§ Task
Could you copy every line from the material below in which "clientes" appears?

§ Data shown

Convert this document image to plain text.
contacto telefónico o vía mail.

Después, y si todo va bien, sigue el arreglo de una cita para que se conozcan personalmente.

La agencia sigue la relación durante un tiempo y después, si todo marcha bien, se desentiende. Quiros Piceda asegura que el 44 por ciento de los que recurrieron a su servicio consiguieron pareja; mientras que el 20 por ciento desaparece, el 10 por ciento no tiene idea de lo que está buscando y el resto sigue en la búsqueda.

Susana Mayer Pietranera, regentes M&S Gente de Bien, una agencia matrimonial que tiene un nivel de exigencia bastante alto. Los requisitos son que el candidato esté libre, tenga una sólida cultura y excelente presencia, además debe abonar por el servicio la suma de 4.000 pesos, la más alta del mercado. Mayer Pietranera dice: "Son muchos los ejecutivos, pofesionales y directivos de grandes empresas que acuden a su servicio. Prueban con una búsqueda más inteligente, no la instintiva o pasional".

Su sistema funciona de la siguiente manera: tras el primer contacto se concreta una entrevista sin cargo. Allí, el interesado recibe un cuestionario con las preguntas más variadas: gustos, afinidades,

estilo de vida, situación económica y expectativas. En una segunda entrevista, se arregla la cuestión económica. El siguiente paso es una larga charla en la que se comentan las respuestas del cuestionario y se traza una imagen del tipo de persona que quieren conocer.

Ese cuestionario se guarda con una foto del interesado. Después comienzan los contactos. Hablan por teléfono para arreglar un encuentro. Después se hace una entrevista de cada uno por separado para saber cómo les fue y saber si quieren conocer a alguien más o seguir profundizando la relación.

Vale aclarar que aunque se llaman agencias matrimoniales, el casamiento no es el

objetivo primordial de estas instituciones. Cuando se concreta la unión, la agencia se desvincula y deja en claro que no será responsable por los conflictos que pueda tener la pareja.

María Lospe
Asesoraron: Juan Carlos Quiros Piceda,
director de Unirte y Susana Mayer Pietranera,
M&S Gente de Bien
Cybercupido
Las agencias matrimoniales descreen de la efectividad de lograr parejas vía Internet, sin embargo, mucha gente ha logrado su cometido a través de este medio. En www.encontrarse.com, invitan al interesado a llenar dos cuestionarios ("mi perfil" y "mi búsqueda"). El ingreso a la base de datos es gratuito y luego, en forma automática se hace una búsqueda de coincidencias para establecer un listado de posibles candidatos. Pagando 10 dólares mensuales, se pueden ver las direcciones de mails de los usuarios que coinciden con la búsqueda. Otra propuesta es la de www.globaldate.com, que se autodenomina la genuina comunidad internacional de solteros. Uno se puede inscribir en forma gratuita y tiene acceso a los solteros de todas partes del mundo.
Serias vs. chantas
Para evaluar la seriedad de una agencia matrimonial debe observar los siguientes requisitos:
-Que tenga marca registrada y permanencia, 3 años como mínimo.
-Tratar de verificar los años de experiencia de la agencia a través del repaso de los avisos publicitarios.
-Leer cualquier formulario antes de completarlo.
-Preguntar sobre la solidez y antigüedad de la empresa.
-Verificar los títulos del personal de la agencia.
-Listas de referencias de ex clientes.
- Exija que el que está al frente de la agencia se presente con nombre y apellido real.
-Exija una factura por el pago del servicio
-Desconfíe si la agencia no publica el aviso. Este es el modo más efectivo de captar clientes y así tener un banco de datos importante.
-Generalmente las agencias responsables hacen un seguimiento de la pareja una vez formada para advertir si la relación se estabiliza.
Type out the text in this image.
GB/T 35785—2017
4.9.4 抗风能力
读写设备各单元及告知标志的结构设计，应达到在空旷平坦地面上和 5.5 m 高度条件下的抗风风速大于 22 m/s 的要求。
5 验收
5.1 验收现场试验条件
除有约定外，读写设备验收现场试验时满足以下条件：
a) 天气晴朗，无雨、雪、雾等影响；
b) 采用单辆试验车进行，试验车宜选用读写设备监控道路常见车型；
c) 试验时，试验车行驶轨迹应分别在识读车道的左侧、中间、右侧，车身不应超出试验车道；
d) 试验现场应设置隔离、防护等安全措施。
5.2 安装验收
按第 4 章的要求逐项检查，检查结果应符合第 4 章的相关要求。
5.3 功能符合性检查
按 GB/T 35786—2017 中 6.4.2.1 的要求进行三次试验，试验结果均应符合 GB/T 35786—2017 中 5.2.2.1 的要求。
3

§ Exercise result
-Listas de referencias de ex clientes.
-Desconfíe si la agencia no publica el aviso. Este es el modo más efectivo de captar clientes y así tener un banco de datos importante.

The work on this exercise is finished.